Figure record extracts
• • •
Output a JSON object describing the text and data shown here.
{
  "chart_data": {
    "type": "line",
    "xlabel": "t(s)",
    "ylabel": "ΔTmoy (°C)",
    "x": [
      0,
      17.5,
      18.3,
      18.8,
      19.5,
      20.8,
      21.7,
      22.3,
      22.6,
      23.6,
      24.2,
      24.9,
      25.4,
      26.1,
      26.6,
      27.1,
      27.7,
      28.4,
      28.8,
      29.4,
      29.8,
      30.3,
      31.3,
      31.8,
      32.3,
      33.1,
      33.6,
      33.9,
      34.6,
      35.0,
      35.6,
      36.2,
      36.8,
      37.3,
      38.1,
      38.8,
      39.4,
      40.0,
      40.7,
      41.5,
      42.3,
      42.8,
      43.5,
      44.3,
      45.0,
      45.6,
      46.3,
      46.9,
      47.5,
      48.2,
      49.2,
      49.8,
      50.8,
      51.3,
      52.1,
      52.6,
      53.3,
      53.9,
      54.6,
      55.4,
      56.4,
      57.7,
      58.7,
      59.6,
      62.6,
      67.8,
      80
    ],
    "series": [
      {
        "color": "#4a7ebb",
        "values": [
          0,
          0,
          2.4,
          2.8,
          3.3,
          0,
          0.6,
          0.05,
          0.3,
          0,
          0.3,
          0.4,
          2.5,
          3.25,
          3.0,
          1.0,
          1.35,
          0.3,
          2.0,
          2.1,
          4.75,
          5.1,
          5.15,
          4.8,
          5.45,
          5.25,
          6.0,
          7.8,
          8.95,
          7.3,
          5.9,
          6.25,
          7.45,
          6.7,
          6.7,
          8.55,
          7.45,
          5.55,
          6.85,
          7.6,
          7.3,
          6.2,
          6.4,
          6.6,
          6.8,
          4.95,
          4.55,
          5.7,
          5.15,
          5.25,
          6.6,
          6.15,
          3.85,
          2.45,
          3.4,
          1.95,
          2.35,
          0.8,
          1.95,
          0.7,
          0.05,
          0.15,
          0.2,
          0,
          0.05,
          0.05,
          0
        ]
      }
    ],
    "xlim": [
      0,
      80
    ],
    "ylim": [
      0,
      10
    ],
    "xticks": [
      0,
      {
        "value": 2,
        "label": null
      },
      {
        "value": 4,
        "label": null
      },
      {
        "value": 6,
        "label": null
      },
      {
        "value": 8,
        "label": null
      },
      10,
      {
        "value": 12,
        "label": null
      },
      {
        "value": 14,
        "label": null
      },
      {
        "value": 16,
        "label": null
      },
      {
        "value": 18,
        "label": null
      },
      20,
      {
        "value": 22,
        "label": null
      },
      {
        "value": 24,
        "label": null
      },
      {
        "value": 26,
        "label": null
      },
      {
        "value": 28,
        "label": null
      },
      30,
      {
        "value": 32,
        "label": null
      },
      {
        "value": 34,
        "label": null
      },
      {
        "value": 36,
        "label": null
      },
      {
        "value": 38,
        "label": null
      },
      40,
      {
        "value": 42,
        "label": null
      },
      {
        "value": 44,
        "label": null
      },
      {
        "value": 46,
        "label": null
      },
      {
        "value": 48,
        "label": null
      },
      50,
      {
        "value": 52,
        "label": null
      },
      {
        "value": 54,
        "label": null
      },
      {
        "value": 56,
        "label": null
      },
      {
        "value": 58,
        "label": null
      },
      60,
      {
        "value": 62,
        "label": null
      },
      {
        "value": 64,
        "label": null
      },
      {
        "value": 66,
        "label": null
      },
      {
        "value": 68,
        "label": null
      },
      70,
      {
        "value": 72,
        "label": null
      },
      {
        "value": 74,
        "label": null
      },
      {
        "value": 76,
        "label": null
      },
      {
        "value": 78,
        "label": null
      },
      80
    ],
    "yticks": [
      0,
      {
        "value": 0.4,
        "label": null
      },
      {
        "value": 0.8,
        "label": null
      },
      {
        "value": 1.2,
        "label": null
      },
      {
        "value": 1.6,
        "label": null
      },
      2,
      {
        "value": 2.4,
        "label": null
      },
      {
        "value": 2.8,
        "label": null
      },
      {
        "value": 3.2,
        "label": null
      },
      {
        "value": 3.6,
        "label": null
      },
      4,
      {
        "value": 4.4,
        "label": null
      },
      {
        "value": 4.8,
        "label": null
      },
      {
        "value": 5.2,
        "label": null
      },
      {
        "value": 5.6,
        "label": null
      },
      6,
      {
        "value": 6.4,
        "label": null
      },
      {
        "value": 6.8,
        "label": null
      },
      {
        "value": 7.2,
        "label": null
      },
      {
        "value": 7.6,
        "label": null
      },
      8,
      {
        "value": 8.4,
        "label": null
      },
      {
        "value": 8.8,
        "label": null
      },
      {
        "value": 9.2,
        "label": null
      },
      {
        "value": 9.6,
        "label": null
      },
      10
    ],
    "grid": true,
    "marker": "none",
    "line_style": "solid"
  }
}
• • •
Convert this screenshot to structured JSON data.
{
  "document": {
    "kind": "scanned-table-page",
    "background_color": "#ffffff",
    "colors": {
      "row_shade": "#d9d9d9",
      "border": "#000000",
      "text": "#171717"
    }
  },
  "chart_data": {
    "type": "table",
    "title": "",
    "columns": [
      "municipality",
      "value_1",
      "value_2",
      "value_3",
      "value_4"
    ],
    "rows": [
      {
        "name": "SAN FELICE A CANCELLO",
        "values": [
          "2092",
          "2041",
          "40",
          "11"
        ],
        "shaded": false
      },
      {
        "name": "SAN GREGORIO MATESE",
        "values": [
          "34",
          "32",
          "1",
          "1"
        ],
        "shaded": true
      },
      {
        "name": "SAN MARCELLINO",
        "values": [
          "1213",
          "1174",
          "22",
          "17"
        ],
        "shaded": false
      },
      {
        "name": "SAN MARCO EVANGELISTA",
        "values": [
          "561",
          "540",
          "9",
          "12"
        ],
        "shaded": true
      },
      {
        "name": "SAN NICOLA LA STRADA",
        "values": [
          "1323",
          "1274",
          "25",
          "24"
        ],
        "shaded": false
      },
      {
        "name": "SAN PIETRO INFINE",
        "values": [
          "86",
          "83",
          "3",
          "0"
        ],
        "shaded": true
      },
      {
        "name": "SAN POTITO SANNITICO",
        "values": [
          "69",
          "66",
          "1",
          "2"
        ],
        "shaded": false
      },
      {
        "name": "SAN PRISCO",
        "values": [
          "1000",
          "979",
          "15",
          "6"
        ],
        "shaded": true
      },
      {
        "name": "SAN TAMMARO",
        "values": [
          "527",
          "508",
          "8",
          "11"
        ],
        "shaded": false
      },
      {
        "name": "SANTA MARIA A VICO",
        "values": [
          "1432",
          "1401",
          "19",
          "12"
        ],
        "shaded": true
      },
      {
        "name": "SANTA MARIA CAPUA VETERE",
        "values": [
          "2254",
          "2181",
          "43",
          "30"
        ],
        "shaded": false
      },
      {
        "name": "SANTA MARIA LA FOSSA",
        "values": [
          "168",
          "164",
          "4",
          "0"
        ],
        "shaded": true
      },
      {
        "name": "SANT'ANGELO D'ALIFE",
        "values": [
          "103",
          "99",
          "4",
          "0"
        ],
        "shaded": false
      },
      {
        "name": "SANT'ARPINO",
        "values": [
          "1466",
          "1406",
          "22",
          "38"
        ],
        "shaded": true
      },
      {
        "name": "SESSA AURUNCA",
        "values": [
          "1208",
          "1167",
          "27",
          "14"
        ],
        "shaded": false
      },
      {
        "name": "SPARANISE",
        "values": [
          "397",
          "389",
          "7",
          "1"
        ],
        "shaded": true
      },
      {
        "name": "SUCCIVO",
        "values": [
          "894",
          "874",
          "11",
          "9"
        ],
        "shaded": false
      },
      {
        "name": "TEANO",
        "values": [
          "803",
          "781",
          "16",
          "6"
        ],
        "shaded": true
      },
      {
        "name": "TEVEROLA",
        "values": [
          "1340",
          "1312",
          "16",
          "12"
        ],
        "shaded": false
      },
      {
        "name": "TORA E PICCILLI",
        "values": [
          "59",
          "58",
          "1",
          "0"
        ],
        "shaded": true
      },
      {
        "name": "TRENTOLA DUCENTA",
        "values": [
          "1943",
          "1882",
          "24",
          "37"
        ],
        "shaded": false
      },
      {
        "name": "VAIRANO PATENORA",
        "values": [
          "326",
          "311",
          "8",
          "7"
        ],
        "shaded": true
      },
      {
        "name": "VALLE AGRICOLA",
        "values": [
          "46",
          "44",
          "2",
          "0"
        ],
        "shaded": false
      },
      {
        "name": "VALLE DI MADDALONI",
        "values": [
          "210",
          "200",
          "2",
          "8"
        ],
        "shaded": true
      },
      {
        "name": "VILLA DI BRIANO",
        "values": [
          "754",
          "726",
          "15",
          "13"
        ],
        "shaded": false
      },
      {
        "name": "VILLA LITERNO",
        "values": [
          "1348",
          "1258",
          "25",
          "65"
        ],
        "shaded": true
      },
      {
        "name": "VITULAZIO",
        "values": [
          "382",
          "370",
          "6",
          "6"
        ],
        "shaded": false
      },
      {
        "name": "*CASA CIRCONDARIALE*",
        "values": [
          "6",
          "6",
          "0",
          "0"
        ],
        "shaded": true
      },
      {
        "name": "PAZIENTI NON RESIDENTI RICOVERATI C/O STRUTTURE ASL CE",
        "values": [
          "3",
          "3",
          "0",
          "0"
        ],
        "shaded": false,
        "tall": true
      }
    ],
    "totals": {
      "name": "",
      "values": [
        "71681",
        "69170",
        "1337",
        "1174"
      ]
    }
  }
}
• • •
▸ **Exercise details**:
List all lines where "JSON" occurs.

▸ **Solved problem**:
Output a JSON object describing the text and data shown here.
Convert this screenshot to structured JSON data.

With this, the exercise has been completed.